Given request a |
Answer these questions about the Tempest folio listing:
(i) How many original leaves does the item contain?
(ii) What event is presumed to have destroyed a large part of the Third Folio edition?
(iii) Around what years is The Two Gentlemen of Verona thought to have been written?

Excerpt provided |
-- begin --
Tempest. WITH: The Two Gentlemen of Verona

Shakespeare

"HOW BEAUTEOUS MANKIND IS! O BRAVE NEW WORLD, THAT HAS SUCH PEOPLE IN'T!": SHAKESPEARE'S LAST PLAY THE TEMPEST WITH THE TWO GENTLEMEN OF VERONA, EXTRACTED FROM THE THIRD FOLIO, 1664, HANDSOMELY BOUND

SHAKESPEARE. The Tempest. WITH: The Two Gentlemen of Verona. [London: Printed for P.C., 1664]. Folio (8-1/2 by 12-3/4 inches), period-style three-quarter calf gilt, red morocco spine labels, marbled boards; 19 leaves. $6200.

The complete text of Shakespeare's last play, The Tempest, and of The Two Gentlemen of Verona, from the rare and important Third Folio, on 19 original leaves. Handsomely bound.

The four folios of Shakespeare are the first four editions of Shakespeare's collected plays. These were the only collected editions printed in the 17th century (a 1619 attempt at a collected edition in quarto form was never completed). The 1664 second issue of the Third Folio (from which this play was taken), is the first to include Pericles (along with six other spurious plays) and is therefore the first complete edition of Shakespeare's plays. The Third Folio is believed to be the scarcest of the four great 17th-century folio editions, a large part of the edition presumed destroyed in the Great London Fire of 1666. "The folios are incomparably the most important work in the English language" (W.A. Jackson, Pforzheimer Catalogue).

Leaves A1 to D1 contain The Tempest and The Two Gentlemen of Verona. The Tempest was written sometime around 1610-11, and is most probably Shakespeare's last play and certainly one of his best. Featuring such well-known characters as Prospero, Miranda, Ariel and Caliban, The Tempest, with it's plot device of a shipwreck on a remote island, is often thought to be based in part on William Strachey's account of the shipwreck of the Sea Venture on Bermuda while en route to Virginia in 1609; the setting and the character of Caliban (a near-anagram for "cannibal") has reignited interest in the play in recent years as demonstrating Shakespeare's awareness of and commentary on the early stages of European colonialism. The Two Gentlemen of Verona is now thought of as the first play Shakespeare wrote, sometime around 1590-91, and shows the Bard's work at the very beginning of his career, displaying a comedic interest in love and friendship. The facsimile title page and frontispiece reproduce these pages of the second issue of the Third Folio, bearing the date 1664 in the imprint rather than 1663. See STC 22274; Jaggard, 496.

All leaves show some edge-trimming and light wear, particularly the first four leaves which have had margins restored, possibly from fire or smoke damage. Some leaves with minor archival repairs; first two leaves with just a few letters in lower corner supplied in neat pen-and-ink facsimile, from catchword on rectos and beginnings of one or two lines of text on versos, with jusrt a few words affacting readability. Binding fine and attractive.
-- end --
Dataset records |
-- begin --
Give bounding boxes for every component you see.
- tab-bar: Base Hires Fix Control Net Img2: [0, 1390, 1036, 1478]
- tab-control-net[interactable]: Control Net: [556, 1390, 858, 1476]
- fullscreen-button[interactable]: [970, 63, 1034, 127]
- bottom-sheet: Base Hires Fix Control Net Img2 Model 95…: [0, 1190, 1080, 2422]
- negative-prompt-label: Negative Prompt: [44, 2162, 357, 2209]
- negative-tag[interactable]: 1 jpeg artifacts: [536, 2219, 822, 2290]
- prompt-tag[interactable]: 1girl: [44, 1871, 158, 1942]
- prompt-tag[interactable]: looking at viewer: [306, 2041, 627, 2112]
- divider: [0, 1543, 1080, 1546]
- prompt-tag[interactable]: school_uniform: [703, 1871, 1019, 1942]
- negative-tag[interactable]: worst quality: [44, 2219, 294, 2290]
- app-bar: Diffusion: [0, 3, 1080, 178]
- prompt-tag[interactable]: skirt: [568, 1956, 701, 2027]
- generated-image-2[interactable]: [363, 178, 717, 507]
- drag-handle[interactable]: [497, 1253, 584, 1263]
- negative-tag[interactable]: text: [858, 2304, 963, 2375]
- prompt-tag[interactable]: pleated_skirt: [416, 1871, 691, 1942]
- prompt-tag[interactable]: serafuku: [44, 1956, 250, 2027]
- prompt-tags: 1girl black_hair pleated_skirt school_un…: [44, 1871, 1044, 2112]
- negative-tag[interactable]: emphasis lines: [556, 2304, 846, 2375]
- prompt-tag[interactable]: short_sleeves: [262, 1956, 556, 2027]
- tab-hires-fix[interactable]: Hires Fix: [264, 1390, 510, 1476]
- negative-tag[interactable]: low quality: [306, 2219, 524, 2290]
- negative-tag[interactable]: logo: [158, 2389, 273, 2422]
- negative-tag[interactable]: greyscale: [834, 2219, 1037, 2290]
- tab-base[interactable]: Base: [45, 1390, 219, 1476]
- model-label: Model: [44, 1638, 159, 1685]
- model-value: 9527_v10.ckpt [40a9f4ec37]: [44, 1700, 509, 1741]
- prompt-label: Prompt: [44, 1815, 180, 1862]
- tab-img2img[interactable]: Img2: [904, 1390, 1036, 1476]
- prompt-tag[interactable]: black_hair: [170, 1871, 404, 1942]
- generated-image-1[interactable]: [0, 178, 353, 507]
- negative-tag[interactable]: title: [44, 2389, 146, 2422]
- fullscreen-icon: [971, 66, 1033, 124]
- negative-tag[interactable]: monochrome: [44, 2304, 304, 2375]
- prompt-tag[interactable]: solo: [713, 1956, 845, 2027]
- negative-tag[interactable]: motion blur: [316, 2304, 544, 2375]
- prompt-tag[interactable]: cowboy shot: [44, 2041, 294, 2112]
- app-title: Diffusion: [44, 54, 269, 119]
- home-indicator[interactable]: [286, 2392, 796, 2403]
-- end --
Given request b |
Could you give the records as a numbered list, leaving out blank lines? Begin at the first line of the records and stop after the line that has "- negative-tag[interactable]: 1".

Result a |
(i) 19 leaves
(ii) The Great London Fire of 1666
(iii) Around 1590-91

Result b |
1. Give bounding boxes for every component you see.
2. - tab-bar: Base Hires Fix Control Net Img2: [0, 1390, 1036, 1478]
3. - tab-control-net[interactable]: Control Net: [556, 1390, 858, 1476]
4. - fullscreen-button[interactable]: [970, 63, 1034, 127]
5. - bottom-sheet: Base Hires Fix Control Net Img2 Model 95…: [0, 1190, 1080, 2422]
6. - negative-prompt-label: Negative Prompt: [44, 2162, 357, 2209]
7. - negative-tag[interactable]: 1 jpeg artifacts: [536, 2219, 822, 2290]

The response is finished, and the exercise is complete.